Copy the records from their first line up to and including the line containing "y-tick-label: 0.40 xyxy=(72,116,101,133)", substituting "legend-entry" for every occurrence of "legend-label" and leaving everything else unchanged.

A series of records:
◇ ◇ ◇

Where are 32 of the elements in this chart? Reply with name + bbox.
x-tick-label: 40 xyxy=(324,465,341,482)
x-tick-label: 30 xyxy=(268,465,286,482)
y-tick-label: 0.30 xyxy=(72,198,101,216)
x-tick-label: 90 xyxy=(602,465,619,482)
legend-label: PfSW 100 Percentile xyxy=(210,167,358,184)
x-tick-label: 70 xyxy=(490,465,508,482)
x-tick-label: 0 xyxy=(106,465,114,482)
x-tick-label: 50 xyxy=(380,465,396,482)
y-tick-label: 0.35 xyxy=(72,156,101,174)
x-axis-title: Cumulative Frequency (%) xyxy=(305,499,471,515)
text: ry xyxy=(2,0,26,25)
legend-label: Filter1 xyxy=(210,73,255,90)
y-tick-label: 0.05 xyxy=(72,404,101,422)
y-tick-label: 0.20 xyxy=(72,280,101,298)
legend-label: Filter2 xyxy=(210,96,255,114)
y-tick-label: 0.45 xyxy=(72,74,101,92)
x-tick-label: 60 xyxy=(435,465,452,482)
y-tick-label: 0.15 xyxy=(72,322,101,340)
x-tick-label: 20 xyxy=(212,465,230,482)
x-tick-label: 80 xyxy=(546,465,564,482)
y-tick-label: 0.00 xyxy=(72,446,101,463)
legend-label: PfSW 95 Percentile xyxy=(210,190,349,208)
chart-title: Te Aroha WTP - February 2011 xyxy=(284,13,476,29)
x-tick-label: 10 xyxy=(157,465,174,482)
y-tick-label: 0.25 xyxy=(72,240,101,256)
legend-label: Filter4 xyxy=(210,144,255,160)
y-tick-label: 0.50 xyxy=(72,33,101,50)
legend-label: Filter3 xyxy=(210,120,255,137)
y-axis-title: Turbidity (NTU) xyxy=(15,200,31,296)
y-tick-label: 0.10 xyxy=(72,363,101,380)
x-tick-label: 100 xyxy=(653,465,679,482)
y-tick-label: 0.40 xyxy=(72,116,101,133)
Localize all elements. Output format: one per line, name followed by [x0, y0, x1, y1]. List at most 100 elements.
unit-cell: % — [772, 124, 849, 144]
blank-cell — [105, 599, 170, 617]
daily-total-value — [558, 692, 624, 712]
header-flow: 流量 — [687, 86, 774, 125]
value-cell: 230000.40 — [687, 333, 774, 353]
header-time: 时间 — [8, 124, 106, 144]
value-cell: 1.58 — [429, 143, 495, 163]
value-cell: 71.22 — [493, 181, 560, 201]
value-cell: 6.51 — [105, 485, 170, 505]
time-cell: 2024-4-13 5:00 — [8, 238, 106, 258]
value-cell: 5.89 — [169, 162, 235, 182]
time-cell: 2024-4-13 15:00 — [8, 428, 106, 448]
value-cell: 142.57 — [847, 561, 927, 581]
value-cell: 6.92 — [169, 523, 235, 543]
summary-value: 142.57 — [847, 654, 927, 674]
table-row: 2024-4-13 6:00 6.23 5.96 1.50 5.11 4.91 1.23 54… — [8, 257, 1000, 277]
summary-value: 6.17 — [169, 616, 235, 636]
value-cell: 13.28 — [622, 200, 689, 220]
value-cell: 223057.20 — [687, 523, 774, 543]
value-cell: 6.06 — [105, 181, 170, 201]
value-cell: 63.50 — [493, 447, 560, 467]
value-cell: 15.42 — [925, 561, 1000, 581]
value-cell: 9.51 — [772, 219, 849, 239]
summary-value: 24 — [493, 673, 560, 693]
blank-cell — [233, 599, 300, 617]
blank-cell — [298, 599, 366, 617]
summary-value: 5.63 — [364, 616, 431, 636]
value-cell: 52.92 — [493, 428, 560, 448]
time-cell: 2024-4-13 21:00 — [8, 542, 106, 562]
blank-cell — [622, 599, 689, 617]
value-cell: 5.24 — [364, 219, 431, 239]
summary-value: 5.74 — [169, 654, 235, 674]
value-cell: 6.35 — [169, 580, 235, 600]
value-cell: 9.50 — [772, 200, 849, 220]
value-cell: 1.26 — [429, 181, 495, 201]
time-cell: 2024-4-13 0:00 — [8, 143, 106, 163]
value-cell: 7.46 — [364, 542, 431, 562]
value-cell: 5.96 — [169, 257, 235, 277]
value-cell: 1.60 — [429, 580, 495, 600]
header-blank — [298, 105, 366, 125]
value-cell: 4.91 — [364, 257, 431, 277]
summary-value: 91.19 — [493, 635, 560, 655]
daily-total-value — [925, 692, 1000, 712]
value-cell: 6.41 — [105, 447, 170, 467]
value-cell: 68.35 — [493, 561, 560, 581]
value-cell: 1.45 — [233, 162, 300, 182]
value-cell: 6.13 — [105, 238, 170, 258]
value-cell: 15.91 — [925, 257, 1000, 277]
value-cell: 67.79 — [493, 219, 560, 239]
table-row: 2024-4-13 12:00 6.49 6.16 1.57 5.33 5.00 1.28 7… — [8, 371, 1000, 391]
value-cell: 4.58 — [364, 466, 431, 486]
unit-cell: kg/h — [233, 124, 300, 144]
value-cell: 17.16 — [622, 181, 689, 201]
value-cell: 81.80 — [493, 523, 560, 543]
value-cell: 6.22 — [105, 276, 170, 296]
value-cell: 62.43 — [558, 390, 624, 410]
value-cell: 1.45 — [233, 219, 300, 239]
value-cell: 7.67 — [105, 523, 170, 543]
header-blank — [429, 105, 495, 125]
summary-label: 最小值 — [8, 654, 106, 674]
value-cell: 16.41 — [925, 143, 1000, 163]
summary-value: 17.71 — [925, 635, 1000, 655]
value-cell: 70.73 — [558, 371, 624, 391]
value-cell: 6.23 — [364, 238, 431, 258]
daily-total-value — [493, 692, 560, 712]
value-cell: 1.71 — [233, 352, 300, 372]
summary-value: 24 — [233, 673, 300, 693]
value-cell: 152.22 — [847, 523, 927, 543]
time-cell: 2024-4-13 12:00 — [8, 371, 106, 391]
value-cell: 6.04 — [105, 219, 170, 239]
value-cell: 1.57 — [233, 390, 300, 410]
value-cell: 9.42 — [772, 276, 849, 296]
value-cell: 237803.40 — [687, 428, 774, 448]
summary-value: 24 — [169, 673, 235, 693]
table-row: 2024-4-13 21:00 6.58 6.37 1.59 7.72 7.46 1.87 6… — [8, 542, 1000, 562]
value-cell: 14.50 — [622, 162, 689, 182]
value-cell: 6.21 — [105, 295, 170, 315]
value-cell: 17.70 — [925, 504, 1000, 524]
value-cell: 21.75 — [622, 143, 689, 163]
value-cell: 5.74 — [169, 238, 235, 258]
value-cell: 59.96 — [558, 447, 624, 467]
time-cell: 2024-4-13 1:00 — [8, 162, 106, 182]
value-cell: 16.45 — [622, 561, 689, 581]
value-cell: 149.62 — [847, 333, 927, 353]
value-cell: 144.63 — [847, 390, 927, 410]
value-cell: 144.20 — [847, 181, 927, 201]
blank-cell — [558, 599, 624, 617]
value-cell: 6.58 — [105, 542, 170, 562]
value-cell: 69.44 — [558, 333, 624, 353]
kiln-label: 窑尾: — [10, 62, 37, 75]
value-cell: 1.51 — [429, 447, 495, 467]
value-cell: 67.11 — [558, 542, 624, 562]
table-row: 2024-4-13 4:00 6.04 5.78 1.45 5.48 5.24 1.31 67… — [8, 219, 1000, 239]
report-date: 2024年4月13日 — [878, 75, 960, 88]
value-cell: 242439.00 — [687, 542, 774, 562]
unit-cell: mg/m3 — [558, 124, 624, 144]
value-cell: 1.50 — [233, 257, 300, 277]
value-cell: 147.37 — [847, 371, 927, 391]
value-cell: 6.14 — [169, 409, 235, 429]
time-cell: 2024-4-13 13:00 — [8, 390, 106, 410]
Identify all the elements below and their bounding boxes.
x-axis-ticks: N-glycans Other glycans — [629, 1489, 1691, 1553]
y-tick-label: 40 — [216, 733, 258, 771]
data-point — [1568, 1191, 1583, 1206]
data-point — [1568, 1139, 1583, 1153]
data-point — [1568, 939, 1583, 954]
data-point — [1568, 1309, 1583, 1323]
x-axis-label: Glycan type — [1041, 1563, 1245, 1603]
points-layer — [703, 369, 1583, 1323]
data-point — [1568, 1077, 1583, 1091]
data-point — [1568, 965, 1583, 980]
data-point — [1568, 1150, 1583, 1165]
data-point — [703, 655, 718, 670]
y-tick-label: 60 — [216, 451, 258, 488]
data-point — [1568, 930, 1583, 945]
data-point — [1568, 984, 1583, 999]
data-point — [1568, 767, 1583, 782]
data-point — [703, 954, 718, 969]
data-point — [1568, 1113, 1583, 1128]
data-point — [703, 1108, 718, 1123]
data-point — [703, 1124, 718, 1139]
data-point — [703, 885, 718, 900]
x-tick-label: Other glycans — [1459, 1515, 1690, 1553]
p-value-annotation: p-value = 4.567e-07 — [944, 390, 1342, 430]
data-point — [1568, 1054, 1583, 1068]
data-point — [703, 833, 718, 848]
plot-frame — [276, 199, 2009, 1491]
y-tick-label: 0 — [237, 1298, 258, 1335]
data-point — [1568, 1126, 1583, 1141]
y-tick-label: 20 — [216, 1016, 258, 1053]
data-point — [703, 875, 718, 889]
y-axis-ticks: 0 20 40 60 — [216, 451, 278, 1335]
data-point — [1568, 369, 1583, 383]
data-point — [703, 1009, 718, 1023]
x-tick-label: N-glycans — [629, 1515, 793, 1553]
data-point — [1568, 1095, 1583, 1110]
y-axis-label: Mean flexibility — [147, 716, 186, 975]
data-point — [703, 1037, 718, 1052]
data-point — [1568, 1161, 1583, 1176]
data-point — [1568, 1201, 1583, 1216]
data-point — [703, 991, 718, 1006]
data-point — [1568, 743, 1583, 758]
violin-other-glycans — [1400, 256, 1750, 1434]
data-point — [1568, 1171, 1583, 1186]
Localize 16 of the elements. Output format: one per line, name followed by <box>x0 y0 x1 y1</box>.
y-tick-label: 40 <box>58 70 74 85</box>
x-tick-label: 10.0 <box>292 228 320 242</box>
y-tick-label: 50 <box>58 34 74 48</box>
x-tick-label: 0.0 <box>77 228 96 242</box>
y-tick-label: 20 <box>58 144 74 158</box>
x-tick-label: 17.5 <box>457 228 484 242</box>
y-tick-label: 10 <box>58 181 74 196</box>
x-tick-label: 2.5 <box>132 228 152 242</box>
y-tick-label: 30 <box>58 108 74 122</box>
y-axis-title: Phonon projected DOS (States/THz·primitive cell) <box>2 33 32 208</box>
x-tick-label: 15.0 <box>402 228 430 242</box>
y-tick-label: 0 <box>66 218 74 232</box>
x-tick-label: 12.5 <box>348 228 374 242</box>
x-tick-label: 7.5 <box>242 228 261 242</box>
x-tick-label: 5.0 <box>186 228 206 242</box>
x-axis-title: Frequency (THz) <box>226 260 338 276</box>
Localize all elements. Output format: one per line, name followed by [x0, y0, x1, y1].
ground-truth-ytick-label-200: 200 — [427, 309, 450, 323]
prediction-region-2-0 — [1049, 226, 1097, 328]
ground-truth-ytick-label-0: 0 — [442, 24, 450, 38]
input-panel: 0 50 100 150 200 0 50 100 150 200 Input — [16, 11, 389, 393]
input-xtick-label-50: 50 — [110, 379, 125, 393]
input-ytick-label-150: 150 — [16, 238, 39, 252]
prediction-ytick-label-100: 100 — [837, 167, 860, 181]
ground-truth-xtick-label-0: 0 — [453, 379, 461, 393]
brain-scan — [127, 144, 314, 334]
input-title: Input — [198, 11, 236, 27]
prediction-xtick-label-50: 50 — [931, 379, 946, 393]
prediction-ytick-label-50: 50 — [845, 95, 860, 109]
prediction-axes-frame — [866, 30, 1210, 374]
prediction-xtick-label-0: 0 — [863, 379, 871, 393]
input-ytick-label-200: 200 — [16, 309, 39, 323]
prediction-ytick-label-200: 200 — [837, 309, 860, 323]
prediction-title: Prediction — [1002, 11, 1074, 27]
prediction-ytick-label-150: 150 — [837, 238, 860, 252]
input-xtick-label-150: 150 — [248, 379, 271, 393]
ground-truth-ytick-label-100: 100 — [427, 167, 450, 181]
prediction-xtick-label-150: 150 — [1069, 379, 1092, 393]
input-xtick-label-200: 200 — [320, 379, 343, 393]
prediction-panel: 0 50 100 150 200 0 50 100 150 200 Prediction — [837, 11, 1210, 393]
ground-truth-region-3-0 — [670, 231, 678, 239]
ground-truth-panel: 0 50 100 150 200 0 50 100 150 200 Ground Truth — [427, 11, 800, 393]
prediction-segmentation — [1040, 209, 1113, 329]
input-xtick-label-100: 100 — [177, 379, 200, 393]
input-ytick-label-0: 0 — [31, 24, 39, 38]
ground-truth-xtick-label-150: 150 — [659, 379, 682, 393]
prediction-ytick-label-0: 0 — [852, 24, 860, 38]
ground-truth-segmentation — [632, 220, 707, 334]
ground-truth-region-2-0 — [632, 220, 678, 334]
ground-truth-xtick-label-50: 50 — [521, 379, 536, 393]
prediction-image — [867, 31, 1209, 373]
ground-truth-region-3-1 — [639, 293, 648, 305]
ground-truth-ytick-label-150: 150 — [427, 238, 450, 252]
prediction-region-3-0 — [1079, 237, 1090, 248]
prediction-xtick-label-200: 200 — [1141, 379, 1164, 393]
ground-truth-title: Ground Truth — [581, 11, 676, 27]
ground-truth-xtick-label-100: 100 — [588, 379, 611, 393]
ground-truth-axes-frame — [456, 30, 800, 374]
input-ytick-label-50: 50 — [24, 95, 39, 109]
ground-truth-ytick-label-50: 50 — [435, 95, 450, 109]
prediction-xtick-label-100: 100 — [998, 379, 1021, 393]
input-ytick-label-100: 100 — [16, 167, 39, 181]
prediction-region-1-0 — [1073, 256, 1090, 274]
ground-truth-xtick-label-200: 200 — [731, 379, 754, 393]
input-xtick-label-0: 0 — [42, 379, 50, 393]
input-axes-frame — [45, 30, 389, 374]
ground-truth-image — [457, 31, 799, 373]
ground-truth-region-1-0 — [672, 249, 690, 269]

◇ ◇ ◇

RESULT BELOW:
Where are 32 of the elements in this chart? Reply with name + bbox.
x-tick-label: 40 xyxy=(324,465,341,482)
x-tick-label: 30 xyxy=(268,465,286,482)
y-tick-label: 0.30 xyxy=(72,198,101,216)
x-tick-label: 90 xyxy=(602,465,619,482)
legend-entry: PfSW 100 Percentile xyxy=(210,167,358,184)
x-tick-label: 70 xyxy=(490,465,508,482)
x-tick-label: 0 xyxy=(106,465,114,482)
x-tick-label: 50 xyxy=(380,465,396,482)
y-tick-label: 0.35 xyxy=(72,156,101,174)
x-axis-title: Cumulative Frequency (%) xyxy=(305,499,471,515)
text: ry xyxy=(2,0,26,25)
legend-entry: Filter1 xyxy=(210,73,255,90)
y-tick-label: 0.05 xyxy=(72,404,101,422)
y-tick-label: 0.20 xyxy=(72,280,101,298)
legend-entry: Filter2 xyxy=(210,96,255,114)
y-tick-label: 0.45 xyxy=(72,74,101,92)
x-tick-label: 60 xyxy=(435,465,452,482)
y-tick-label: 0.15 xyxy=(72,322,101,340)
x-tick-label: 20 xyxy=(212,465,230,482)
x-tick-label: 80 xyxy=(546,465,564,482)
y-tick-label: 0.00 xyxy=(72,446,101,463)
legend-entry: PfSW 95 Percentile xyxy=(210,190,349,208)
chart-title: Te Aroha WTP - February 2011 xyxy=(284,13,476,29)
x-tick-label: 10 xyxy=(157,465,174,482)
y-tick-label: 0.25 xyxy=(72,240,101,256)
legend-entry: Filter4 xyxy=(210,144,255,160)
y-tick-label: 0.50 xyxy=(72,33,101,50)
legend-entry: Filter3 xyxy=(210,120,255,137)
y-axis-title: Turbidity (NTU) xyxy=(15,200,31,296)
y-tick-label: 0.10 xyxy=(72,363,101,380)
x-tick-label: 100 xyxy=(653,465,679,482)
y-tick-label: 0.40 xyxy=(72,116,101,133)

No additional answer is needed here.